• [AIM]
Your task is to output the entries below word for word.

===== THE INPUT

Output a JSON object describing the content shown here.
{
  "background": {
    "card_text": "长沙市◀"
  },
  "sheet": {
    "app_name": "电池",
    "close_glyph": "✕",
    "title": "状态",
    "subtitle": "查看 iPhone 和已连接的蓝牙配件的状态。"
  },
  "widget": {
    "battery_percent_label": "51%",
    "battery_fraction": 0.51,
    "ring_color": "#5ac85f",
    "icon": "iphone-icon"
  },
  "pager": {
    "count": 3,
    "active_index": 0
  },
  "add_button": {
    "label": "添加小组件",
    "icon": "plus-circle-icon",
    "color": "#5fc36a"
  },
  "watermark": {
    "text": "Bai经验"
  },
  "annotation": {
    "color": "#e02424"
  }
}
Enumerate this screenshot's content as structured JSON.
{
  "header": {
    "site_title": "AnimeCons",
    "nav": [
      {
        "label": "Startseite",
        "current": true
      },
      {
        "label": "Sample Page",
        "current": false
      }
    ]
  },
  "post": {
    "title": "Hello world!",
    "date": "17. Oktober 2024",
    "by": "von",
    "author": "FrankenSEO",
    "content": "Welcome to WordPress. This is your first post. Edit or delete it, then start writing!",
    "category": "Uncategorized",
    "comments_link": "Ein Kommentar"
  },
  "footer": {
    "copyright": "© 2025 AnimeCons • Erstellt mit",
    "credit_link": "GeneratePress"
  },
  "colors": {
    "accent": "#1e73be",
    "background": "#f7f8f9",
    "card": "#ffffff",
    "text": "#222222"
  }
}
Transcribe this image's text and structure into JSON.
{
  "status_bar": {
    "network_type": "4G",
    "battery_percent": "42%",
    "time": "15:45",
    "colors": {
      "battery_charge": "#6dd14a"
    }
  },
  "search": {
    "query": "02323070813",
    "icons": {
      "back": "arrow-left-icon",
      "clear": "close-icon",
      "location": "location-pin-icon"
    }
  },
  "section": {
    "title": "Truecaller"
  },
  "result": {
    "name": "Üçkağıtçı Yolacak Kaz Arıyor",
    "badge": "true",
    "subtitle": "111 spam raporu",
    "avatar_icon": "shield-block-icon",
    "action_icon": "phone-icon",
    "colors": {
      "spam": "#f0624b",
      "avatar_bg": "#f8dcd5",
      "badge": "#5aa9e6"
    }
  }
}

==========

• [WRITTEN ANSWER]
Output a JSON object describing the content shown here.
{
  "background": {
    "card_text": "长沙市◀"
  },
  "sheet": {
    "app_name": "电池",
    "close_glyph": "✕",
    "title": "状态",
    "subtitle": "查看 iPhone 和已连接的蓝牙配件的状态。"
  },
  "widget": {
    "battery_percent_label": "51%",
    "battery_fraction": 0.51,
    "ring_color": "#5ac85f",
    "icon": "iphone-icon"
  },
  "pager": {
    "count": 3,
    "active_index": 0
  },
  "add_button": {
    "label": "添加小组件",
    "icon": "plus-circle-icon",
    "color": "#5fc36a"
  },
  "watermark": {
    "text": "Bai经验"
  },
  "annotation": {
    "color": "#e02424"
  }
}
Enumerate this screenshot's content as structured JSON.
{
  "header": {
    "site_title": "AnimeCons",
    "nav": [
      {
        "label": "Startseite",
        "current": true
      },
      {
        "label": "Sample Page",
        "current": false
      }
    ]
  },
  "post": {
    "title": "Hello world!",
    "date": "17. Oktober 2024",
    "by": "von",
    "author": "FrankenSEO",
    "content": "Welcome to WordPress. This is your first post. Edit or delete it, then start writing!",
    "category": "Uncategorized",
    "comments_link": "Ein Kommentar"
  },
  "footer": {
    "copyright": "© 2025 AnimeCons • Erstellt mit",
    "credit_link": "GeneratePress"
  },
  "colors": {
    "accent": "#1e73be",
    "background": "#f7f8f9",
    "card": "#ffffff",
    "text": "#222222"
  }
}
Transcribe this image's text and structure into JSON.
{
  "status_bar": {
    "network_type": "4G",
    "battery_percent": "42%",
    "time": "15:45",
    "colors": {
      "battery_charge": "#6dd14a"
    }
  },
  "search": {
    "query": "02323070813",
    "icons": {
      "back": "arrow-left-icon",
      "clear": "close-icon",
      "location": "location-pin-icon"
    }
  },
  "section": {
    "title": "Truecaller"
  },
  "result": {
    "name": "Üçkağıtçı Yolacak Kaz Arıyor",
    "badge": "true",
    "subtitle": "111 spam raporu",
    "avatar_icon": "shield-block-icon",
    "action_icon": "phone-icon",
    "colors": {
      "spam": "#f0624b",
      "avatar_bg": "#f8dcd5",
      "badge": "#5aa9e6"
    }
  }
}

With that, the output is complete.